_Passage shown:_

※

The following is an interview and look back at Lagertha’s Season 6 arc.
**Warning, spoilers ahead for those not caught up. **
Lagertha Lothbrok’s funeral in last night’s episode of Vikings was the incredible spectacle you hoped for — complete with bloody sacrifices, a blazing boat on a frozen lake, and Bjorn returning in time to say his farewell.
It was full of heartbreaking and touching moments, like Torvi discovering that Hali died and then wanting to sacrifice herself to guide Lagertha to Valhalla. And who couldn’t be moved by seeing Asa repeatedly comforting her mother and running out on the frozen lake to see through the ice that Lagertha was accompanied by valkyries and reunited with Ragnar.
The most famous shieldmaiden was a warrior who stood shoulder to shoulder with other brave souls in battle. She was an Earl of her own land, a mother of two, and a lover to many. She murdered Queen Aslaug and obtained the crown under questionable circumstances, which drew the ire of Ragnar’s other sons.

※

_Given exercise A:_ From the Lagertha article, return the passage that begins at the words "The following is" and stops after "reunited with Ragnar.", copied character for character.
_Given exercise B:_ Retype the records verbatim, from their very first line down to and including the line that contains "data-point <box>523 360 537 374</box>".

_Supplied records:_

※

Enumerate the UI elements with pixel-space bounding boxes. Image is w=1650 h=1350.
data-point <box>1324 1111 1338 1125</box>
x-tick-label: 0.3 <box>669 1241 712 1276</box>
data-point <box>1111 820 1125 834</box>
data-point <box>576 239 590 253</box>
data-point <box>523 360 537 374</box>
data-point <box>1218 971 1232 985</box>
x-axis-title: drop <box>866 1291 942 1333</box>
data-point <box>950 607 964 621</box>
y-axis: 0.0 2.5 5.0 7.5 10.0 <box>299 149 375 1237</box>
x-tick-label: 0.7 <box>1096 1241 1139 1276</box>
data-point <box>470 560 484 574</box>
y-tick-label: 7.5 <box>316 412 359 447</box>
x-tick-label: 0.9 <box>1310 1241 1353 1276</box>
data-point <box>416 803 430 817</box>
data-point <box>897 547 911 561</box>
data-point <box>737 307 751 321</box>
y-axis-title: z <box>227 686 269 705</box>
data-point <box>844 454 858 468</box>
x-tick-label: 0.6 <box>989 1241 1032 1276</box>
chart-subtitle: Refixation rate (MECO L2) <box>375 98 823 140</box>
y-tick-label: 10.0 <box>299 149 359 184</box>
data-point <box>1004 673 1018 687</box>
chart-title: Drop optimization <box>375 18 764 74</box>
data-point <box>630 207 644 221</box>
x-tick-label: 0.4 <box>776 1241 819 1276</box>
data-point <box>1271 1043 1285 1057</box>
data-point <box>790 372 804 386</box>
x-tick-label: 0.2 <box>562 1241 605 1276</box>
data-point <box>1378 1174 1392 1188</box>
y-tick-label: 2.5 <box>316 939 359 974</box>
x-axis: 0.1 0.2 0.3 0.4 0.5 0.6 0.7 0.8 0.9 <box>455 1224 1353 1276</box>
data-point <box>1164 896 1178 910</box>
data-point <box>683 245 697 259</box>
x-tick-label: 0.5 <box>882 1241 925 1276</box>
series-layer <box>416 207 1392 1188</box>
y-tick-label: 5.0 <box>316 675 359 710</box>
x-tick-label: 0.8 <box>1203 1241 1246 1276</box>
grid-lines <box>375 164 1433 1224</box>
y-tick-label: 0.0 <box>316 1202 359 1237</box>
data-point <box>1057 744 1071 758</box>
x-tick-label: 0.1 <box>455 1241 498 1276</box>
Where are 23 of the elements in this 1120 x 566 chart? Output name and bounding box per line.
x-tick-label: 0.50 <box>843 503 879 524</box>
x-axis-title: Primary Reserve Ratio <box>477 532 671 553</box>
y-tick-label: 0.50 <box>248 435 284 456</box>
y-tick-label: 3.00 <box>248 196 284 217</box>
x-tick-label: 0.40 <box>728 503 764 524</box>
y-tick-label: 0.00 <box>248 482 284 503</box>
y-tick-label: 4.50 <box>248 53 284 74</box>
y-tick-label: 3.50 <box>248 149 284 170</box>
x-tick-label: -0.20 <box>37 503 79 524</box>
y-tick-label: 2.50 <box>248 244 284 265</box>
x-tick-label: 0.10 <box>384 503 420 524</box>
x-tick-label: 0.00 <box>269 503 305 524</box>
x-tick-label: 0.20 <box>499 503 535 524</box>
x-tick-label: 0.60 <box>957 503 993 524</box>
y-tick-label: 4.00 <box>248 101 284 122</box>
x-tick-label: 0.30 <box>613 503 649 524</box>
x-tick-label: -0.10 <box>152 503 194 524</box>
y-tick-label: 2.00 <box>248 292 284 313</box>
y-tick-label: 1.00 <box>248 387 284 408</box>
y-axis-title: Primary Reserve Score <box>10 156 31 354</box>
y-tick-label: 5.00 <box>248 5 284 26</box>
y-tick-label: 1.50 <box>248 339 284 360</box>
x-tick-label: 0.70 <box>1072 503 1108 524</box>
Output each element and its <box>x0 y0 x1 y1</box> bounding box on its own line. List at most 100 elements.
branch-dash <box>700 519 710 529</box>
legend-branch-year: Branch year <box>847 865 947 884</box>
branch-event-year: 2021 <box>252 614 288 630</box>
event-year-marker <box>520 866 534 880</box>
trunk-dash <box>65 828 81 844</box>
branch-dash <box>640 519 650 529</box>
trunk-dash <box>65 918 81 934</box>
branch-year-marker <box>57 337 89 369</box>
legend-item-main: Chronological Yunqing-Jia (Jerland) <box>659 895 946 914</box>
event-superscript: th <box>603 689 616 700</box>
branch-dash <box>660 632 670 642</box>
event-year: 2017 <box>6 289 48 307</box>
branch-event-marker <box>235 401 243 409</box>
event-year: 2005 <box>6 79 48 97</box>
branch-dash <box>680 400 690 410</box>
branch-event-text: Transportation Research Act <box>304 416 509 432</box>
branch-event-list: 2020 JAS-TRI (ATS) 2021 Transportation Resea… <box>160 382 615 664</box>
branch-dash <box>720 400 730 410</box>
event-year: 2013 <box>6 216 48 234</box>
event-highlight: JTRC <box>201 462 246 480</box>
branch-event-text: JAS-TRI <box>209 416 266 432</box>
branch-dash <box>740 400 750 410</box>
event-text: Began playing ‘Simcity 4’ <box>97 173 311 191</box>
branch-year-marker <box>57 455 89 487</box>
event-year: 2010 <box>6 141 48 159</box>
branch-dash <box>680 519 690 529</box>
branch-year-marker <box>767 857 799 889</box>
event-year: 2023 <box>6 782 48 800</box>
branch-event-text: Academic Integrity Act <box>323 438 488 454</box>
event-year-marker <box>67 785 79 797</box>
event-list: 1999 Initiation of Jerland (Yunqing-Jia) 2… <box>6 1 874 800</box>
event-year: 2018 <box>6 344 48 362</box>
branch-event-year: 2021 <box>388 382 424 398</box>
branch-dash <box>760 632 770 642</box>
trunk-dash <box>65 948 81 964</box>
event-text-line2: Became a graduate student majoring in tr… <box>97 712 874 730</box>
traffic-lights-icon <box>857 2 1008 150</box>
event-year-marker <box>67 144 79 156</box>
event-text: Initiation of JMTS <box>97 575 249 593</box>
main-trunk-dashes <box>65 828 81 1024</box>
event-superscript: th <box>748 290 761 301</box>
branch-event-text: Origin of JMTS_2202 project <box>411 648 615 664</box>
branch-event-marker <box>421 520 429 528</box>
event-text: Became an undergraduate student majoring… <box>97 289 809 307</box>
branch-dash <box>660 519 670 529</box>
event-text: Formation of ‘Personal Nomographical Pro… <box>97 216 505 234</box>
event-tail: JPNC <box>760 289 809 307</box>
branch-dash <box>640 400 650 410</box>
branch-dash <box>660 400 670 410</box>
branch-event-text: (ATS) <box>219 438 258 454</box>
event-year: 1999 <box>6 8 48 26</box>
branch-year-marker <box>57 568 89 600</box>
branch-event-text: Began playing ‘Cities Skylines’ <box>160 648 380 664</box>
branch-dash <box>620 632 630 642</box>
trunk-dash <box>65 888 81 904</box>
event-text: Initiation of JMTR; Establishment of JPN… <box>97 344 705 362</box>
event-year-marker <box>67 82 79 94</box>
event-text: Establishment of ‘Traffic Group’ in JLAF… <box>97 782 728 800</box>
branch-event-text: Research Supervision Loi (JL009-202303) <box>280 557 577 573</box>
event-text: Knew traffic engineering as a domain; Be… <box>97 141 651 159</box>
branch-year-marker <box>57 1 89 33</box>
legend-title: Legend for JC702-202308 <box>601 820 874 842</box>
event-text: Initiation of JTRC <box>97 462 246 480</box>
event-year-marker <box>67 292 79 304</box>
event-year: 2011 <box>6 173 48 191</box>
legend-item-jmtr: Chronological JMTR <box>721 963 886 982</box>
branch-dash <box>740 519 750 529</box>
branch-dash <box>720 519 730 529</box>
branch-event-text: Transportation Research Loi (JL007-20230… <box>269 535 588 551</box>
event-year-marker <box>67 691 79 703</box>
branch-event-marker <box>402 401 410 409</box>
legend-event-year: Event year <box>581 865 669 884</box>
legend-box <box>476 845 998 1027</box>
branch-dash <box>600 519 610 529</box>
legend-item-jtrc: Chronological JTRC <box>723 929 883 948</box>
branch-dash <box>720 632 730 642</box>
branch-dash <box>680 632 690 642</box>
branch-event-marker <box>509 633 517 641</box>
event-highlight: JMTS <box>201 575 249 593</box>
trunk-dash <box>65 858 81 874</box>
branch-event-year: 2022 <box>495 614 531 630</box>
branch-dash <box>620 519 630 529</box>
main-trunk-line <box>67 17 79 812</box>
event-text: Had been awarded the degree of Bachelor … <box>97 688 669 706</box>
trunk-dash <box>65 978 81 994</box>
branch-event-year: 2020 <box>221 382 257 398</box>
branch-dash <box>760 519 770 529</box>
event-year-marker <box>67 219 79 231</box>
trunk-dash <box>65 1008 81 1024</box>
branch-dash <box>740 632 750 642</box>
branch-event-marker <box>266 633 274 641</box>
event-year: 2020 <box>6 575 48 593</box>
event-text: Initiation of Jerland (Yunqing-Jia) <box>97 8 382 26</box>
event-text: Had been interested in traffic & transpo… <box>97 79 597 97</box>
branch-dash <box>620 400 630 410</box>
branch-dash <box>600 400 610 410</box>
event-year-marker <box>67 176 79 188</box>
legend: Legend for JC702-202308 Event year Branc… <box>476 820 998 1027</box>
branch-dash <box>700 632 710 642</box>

※

_Result A:_
The following is an interview and look back at Lagertha’s Season 6 arc.
**Warning, spoilers ahead for those not caught up. **
Lagertha Lothbrok’s funeral in last night’s episode of Vikings was the incredible spectacle you hoped for — complete with bloody sacrifices, a blazing boat on a frozen lake, and Bjorn returning in time to say his farewell.
It was full of heartbreaking and touching moments, like Torvi discovering that Hali died and then wanting to sacrifice herself to guide Lagertha to Valhalla. And who couldn’t be moved by seeing Asa repeatedly comforting her mother and running out on the frozen lake to see through the ice that Lagertha was accompanied by valkyries and reunited with Ragnar.

_Result B:_
Enumerate the UI elements with pixel-space bounding boxes. Image is w=1650 h=1350.
data-point <box>1324 1111 1338 1125</box>
x-tick-label: 0.3 <box>669 1241 712 1276</box>
data-point <box>1111 820 1125 834</box>
data-point <box>576 239 590 253</box>
data-point <box>523 360 537 374</box>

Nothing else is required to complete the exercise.